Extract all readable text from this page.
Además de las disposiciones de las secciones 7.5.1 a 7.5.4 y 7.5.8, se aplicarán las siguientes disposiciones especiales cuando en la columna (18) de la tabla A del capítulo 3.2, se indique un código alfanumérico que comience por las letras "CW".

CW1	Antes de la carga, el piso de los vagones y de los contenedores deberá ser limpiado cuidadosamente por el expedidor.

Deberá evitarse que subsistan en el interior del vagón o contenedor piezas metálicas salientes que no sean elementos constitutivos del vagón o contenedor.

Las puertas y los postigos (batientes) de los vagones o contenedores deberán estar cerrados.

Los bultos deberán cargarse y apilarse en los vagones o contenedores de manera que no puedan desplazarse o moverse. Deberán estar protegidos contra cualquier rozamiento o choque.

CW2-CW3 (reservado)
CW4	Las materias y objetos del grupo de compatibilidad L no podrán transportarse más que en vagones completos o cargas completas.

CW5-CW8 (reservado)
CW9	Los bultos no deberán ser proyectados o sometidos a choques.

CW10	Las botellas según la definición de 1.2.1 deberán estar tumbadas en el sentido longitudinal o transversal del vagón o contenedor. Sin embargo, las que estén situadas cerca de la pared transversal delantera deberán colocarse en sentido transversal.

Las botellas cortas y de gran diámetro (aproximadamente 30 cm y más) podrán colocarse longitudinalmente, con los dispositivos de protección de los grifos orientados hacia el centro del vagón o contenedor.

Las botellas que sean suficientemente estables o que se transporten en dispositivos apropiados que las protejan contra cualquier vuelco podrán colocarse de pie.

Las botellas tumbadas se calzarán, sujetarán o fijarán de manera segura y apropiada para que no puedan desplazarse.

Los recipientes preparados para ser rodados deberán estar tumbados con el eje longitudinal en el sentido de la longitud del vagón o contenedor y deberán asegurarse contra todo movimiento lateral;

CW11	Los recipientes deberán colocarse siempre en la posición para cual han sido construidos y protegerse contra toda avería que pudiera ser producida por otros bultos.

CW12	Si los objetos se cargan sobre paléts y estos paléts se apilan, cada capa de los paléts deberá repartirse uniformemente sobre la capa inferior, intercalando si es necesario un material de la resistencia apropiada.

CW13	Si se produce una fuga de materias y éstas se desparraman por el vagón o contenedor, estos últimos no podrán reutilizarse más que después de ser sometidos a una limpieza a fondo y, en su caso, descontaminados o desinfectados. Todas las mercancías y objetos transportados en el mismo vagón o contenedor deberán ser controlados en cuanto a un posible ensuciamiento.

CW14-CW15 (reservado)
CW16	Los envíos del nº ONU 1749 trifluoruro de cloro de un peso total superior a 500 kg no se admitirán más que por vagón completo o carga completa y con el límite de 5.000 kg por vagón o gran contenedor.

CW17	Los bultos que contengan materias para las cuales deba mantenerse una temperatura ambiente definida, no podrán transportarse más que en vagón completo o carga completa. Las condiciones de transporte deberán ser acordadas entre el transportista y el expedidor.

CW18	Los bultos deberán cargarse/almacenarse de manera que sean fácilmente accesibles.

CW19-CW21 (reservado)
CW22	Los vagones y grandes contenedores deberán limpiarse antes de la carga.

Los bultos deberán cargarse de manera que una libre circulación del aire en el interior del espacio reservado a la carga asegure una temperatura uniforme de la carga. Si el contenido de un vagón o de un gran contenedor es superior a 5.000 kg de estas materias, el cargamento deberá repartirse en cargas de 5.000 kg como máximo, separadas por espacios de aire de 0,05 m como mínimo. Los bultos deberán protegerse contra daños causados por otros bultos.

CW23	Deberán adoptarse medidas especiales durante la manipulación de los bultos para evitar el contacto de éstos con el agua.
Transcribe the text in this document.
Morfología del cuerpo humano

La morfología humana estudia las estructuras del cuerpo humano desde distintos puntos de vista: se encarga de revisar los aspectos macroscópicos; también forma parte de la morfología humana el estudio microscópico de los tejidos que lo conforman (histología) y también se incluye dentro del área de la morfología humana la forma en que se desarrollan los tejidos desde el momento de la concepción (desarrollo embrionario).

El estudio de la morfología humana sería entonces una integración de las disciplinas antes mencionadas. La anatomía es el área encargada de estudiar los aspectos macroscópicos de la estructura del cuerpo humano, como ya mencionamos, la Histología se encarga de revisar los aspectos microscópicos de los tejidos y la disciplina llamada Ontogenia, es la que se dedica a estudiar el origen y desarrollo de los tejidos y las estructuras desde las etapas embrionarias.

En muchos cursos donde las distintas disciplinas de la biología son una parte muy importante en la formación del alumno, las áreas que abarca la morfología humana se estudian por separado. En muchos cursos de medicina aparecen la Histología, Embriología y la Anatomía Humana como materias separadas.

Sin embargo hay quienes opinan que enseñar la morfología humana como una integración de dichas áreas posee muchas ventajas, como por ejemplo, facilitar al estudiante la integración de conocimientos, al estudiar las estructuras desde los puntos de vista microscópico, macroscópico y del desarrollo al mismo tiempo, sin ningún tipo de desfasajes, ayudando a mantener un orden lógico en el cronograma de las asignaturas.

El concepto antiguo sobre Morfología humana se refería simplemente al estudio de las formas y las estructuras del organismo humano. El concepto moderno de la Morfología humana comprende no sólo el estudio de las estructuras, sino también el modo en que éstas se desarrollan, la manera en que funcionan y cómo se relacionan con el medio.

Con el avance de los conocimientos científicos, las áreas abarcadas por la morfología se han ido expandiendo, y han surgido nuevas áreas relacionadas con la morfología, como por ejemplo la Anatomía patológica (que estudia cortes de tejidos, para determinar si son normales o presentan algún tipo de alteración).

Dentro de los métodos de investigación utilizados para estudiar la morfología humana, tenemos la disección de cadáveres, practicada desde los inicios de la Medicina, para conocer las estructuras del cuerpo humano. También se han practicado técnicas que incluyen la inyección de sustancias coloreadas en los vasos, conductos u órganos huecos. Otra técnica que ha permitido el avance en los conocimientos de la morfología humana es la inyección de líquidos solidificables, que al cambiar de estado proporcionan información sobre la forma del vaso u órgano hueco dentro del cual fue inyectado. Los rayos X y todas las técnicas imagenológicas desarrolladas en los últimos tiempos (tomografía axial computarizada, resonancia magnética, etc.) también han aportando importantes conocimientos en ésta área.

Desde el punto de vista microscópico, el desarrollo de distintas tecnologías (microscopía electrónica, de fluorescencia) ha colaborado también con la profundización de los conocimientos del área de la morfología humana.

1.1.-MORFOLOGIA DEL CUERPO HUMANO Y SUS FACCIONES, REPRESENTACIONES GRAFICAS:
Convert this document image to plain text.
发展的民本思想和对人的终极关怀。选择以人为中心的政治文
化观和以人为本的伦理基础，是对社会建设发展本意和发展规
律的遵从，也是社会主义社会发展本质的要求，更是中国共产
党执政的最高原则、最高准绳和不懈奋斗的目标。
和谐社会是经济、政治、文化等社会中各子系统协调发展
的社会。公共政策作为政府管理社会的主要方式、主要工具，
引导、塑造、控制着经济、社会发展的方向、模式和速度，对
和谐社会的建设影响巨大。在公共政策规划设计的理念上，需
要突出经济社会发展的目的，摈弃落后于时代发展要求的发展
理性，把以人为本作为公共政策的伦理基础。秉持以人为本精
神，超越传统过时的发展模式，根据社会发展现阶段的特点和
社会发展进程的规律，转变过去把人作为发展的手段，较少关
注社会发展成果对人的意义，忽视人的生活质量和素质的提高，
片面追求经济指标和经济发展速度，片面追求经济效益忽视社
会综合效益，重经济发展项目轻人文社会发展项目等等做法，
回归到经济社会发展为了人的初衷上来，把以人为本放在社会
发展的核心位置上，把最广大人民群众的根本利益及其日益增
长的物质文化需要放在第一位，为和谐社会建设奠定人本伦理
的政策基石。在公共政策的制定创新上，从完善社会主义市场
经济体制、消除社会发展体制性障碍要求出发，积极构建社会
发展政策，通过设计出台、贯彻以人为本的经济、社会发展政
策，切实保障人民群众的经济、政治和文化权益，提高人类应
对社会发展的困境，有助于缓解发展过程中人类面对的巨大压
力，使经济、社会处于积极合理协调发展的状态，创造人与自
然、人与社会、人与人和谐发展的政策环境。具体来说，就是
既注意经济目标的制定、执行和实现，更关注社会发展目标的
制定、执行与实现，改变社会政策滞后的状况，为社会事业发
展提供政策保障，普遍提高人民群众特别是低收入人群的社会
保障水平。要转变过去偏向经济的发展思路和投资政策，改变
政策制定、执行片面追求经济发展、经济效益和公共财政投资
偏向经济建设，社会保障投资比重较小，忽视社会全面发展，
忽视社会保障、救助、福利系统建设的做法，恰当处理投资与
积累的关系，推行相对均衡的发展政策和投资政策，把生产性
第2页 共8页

==============================

**What to work on**
Provide solely the number of lines in the data that include the word "document".

**Expected output**
2